» **Quoted text**
Question

in the given figure , O is a point in the interior of square ABCD such that triangle OAB is an equilateral triangle.... show that triangle OCD is an isosceles triangle​

Answer 1

Solution :

Given that Triangle OAB is an equilateral triangle so we can write

$\: \sf \angle \: OAB + \angle OBA + \angle \: AOB = {60}^{ \circ}$

Also given that ABCD is a square so we can write

$\sf \angle \: A = \angle \: B = \angle \: C = \angle \: D = {90}^{ \circ}$

To find the value of angle DAO, we can write

$\sf \angle \: A = \angle \: DAO + \angle \: OAB$

Put the value of angle A = 90° and OAB = 60°

$\longrightarrow \sf { \: 90}^{ \circ} = \angle \: DAO + {60}^{ \circ}$

$\longrightarrow \sf \angle \: DAO = {90}^{ \circ} - {60}^{ \circ}$

$\longrightarrow \sf \angle \: DAO = {30}^{ \circ}$

When DAO = 30°, CBO too would be 30°

In Triangle OAD and OBC

• AD = BC (Side of the square)

• OA = BC (Side of the equilateral triangle)

• Angle DAO = Angle CBO

By SAS congruence criterion :

$\sf \triangle \: OAD \cong \triangle \: OBC$

So,

OD = OC (By C.P.C.T)

$\therefore$ Triangle OCD is an isosceles triangle.

Proved!

Answer 2

Answer:

OCD is isolaslice the correct answer

» **Data extract**
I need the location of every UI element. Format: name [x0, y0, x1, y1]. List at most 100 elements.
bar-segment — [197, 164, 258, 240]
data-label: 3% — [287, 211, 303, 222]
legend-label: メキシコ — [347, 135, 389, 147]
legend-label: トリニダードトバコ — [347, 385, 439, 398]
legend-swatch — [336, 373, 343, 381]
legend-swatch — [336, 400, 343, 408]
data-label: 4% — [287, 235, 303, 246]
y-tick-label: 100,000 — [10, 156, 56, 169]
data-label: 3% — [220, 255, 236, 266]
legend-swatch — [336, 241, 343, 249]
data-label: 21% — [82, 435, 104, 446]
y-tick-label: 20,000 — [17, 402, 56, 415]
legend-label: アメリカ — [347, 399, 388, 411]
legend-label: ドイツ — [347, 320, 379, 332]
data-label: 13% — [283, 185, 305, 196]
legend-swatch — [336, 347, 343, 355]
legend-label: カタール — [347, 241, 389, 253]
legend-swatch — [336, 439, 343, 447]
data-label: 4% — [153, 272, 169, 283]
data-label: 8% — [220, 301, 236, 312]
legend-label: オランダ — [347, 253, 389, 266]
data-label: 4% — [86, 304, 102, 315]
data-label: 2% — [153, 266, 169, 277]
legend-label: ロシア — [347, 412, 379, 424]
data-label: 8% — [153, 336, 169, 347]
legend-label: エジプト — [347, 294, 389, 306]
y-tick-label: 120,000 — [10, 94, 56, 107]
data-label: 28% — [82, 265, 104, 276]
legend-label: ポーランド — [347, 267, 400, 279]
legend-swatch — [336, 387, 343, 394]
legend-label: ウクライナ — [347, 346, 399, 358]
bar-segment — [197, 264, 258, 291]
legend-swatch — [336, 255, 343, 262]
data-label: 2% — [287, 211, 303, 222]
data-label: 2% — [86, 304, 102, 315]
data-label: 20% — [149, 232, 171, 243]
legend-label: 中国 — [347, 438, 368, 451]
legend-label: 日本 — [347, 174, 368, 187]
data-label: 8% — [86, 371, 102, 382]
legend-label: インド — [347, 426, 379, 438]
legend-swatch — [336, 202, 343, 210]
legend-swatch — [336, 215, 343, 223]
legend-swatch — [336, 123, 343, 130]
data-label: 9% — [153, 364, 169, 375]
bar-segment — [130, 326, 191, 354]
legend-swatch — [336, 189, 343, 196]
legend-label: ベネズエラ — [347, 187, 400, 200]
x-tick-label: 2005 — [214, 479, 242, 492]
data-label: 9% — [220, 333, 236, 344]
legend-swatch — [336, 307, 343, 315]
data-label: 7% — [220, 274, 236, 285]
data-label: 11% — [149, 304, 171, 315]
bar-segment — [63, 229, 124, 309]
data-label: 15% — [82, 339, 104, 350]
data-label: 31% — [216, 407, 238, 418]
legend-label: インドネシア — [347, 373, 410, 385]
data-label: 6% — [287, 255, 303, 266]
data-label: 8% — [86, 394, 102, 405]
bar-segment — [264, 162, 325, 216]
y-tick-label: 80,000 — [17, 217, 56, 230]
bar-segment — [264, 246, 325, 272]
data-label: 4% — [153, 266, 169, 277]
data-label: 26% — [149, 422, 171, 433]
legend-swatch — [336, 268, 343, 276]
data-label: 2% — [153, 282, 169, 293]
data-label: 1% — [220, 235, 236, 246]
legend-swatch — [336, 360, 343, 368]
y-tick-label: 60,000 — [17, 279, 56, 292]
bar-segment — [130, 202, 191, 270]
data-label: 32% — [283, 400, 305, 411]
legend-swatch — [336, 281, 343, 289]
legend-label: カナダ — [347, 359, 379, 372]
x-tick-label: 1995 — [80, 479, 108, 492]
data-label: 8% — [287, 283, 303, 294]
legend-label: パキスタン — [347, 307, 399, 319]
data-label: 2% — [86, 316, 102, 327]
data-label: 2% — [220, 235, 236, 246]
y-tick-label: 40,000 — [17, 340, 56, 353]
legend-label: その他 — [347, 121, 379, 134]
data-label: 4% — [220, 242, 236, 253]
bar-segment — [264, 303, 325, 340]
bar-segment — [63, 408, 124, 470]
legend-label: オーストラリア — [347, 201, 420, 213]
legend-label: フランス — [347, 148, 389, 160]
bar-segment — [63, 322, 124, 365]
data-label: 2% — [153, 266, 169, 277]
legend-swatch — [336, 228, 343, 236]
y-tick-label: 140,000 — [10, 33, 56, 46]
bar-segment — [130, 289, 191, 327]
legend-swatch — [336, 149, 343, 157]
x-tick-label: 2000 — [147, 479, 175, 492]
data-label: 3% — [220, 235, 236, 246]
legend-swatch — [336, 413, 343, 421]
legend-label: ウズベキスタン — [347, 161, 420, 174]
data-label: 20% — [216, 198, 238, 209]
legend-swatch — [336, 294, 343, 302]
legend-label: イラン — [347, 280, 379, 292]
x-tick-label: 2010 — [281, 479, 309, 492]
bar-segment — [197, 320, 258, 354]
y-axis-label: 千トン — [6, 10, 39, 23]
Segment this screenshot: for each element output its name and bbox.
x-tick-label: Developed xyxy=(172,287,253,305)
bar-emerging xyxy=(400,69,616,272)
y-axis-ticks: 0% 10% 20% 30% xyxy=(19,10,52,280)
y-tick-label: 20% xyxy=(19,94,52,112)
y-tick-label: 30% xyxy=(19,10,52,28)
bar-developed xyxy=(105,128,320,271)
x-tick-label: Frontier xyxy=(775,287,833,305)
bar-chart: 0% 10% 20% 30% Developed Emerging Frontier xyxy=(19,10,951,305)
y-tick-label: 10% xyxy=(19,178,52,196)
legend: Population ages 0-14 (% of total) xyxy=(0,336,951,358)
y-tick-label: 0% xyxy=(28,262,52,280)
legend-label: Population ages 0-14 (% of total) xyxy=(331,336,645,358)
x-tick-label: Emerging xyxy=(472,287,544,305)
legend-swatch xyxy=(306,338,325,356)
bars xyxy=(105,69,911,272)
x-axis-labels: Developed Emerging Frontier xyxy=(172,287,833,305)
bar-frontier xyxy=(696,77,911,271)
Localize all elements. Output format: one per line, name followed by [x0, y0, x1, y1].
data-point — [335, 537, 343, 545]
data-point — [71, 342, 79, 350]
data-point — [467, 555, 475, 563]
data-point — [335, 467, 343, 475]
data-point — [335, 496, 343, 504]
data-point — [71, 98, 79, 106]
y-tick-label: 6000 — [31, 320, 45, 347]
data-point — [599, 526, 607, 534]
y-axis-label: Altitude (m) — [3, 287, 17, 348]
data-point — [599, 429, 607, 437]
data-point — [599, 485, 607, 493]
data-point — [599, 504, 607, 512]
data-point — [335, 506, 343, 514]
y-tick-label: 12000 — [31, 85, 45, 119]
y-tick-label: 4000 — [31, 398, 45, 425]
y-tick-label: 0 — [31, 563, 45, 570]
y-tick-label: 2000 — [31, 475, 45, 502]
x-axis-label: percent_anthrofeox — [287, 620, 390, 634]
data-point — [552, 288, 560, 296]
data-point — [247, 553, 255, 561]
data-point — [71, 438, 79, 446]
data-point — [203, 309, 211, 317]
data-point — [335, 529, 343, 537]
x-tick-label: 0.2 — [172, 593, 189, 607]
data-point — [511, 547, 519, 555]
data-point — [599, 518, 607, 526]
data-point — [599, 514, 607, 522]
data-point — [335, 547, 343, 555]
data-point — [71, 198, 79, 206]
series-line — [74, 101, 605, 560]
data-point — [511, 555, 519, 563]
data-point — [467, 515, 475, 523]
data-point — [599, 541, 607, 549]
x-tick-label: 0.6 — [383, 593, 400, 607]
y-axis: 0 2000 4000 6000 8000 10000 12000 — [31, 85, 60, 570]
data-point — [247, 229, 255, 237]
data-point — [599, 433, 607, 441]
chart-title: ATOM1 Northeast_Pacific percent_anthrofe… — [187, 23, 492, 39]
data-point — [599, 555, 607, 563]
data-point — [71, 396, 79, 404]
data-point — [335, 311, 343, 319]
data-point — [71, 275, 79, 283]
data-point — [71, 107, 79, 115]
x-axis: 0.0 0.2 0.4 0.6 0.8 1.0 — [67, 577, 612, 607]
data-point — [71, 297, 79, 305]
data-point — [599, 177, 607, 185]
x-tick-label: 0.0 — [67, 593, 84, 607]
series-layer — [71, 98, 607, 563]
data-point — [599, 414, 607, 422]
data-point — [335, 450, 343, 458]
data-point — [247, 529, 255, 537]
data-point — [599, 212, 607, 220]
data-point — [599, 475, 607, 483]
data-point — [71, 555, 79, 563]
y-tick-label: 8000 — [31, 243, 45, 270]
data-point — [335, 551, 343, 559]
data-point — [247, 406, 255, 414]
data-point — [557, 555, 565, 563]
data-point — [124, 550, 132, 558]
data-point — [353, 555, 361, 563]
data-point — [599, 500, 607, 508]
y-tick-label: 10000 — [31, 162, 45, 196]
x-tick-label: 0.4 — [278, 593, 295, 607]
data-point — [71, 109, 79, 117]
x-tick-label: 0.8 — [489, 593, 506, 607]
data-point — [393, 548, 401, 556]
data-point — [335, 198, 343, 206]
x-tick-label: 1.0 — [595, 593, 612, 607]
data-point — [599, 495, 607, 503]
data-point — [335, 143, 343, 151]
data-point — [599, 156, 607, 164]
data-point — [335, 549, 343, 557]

» **Work instructions**
1 - Summarize the geometry thread in three sentences.
2 - In the geometry thread, repeat the passage starting at "Put the value" and ending at "of the square)".
Work only from the geometry thread; the material plays no part here.

» **Solutions to the tasks**
1 - The thread asks for a proof that triangle OCD is isosceles when O lies inside square ABCD and triangle OAB is equilateral. The first answer subtracts 60° from the square's 90° angle to get angle DAO = 30°, notes that angle CBO is also 30°, and uses the SAS criterion to show triangles OAD and OBC are congruent. From that congruence it concludes OD = OC, so triangle OCD is isosceles, while the second answer gives only a one-line claim with no working.

2 -
Put the value of angle A = 90° and OAB = 60°

$\longrightarrow \sf { \: 90}^{ \circ} = \angle \: DAO + {60}^{ \circ}$

$\longrightarrow \sf \angle \: DAO = {90}^{ \circ} - {60}^{ \circ}$

$\longrightarrow \sf \angle \: DAO = {30}^{ \circ}$

When DAO = 30°, CBO too would be 30°

In Triangle OAD and OBC

• AD = BC (Side of the square)